Return each line of the data below verbatim; pictures are to be left out.

Start Dataset extract

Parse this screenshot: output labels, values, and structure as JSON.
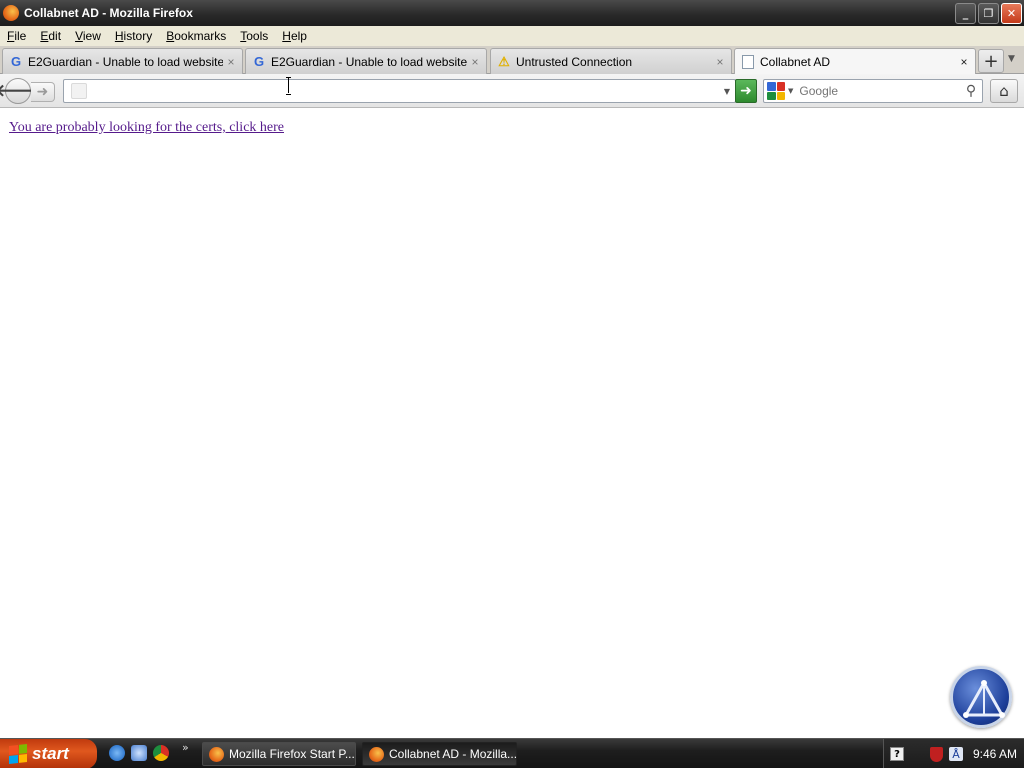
{
  "window": {
    "title": "Collabnet AD - Mozilla Firefox",
    "minimize_glyph": "_",
    "restore_glyph": "❐",
    "close_glyph": "✕"
  },
  "menubar": {
    "items": [
      {
        "label": "File",
        "accel": "F",
        "rest": "ile"
      },
      {
        "label": "Edit",
        "accel": "E",
        "rest": "dit"
      },
      {
        "label": "View",
        "accel": "V",
        "rest": "iew"
      },
      {
        "label": "History",
        "accel": "H",
        "rest": "istory"
      },
      {
        "label": "Bookmarks",
        "accel": "B",
        "rest": "ookmarks"
      },
      {
        "label": "Tools",
        "accel": "T",
        "rest": "ools"
      },
      {
        "label": "Help",
        "accel": "H",
        "rest": "elp"
      }
    ]
  },
  "tabs": [
    {
      "label": "E2Guardian - Unable to load website",
      "icon": "google-favicon-icon",
      "icon_glyph": "G",
      "active": false
    },
    {
      "label": "E2Guardian - Unable to load website",
      "icon": "google-favicon-icon",
      "icon_glyph": "G",
      "active": false
    },
    {
      "label": "Untrusted Connection",
      "icon": "warning-icon",
      "icon_glyph": "⚠",
      "active": false
    },
    {
      "label": "Collabnet AD",
      "icon": "blank-page-icon",
      "icon_glyph": "",
      "active": true
    }
  ],
  "tab_close_glyph": "×",
  "newtab_glyph": "+",
  "navbar": {
    "back_glyph": "🡐",
    "forward_glyph": "➜",
    "url_value": "",
    "go_glyph": "➜",
    "search_placeholder": "Google",
    "search_glyph": "⚲",
    "home_glyph": "⌂"
  },
  "content": {
    "link_text": "You are probably looking for the certs, click here"
  },
  "taskbar": {
    "start_label": "start",
    "quicklaunch_more": "»",
    "tasks": [
      {
        "label": "Mozilla Firefox Start P...",
        "active": false
      },
      {
        "label": "Collabnet AD - Mozilla...",
        "active": true
      }
    ],
    "tray_help": "?",
    "tray_net": "Å",
    "clock": "9:46 AM"
  },
  "colors": {
    "visited_link": "#551a8b",
    "go_button": "#3a9a3a",
    "start_button": "#d24a14",
    "google_blue": "#3367d6",
    "google_red": "#d93025",
    "google_yellow": "#f2b600",
    "google_green": "#1e8e3e"
  }
}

End Dataset extract

Finished task |
Parse this screenshot: output labels, values, and structure as JSON.
{
  "window": {
    "title": "Collabnet AD - Mozilla Firefox",
    "minimize_glyph": "_",
    "restore_glyph": "❐",
    "close_glyph": "✕"
  },
  "menubar": {
    "items": [
      {
        "label": "File",
        "accel": "F",
        "rest": "ile"
      },
      {
        "label": "Edit",
        "accel": "E",
        "rest": "dit"
      },
      {
        "label": "View",
        "accel": "V",
        "rest": "iew"
      },
      {
        "label": "History",
        "accel": "H",
        "rest": "istory"
      },
      {
        "label": "Bookmarks",
        "accel": "B",
        "rest": "ookmarks"
      },
      {
        "label": "Tools",
        "accel": "T",
        "rest": "ools"
      },
      {
        "label": "Help",
        "accel": "H",
        "rest": "elp"
      }
    ]
  },
  "tabs": [
    {
      "label": "E2Guardian - Unable to load website",
      "icon": "google-favicon-icon",
      "icon_glyph": "G",
      "active": false
    },
    {
      "label": "E2Guardian - Unable to load website",
      "icon": "google-favicon-icon",
      "icon_glyph": "G",
      "active": false
    },
    {
      "label": "Untrusted Connection",
      "icon": "warning-icon",
      "icon_glyph": "⚠",
      "active": false
    },
    {
      "label": "Collabnet AD",
      "icon": "blank-page-icon",
      "icon_glyph": "",
      "active": true
    }
  ],
  "tab_close_glyph": "×",
  "newtab_glyph": "+",
  "navbar": {
    "back_glyph": "🡐",
    "forward_glyph": "➜",
    "url_value": "",
    "go_glyph": "➜",
    "search_placeholder": "Google",
    "search_glyph": "⚲",
    "home_glyph": "⌂"
  },
  "content": {
    "link_text": "You are probably looking for the certs, click here"
  },
  "taskbar": {
    "start_label": "start",
    "quicklaunch_more": "»",
    "tasks": [
      {
        "label": "Mozilla Firefox Start P...",
        "active": false
      },
      {
        "label": "Collabnet AD - Mozilla...",
        "active": true
      }
    ],
    "tray_help": "?",
    "tray_net": "Å",
    "clock": "9:46 AM"
  },
  "colors": {
    "visited_link": "#551a8b",
    "go_button": "#3a9a3a",
    "start_button": "#d24a14",
    "google_blue": "#3367d6",
    "google_red": "#d93025",
    "google_yellow": "#f2b600",
    "google_green": "#1e8e3e"
  }
}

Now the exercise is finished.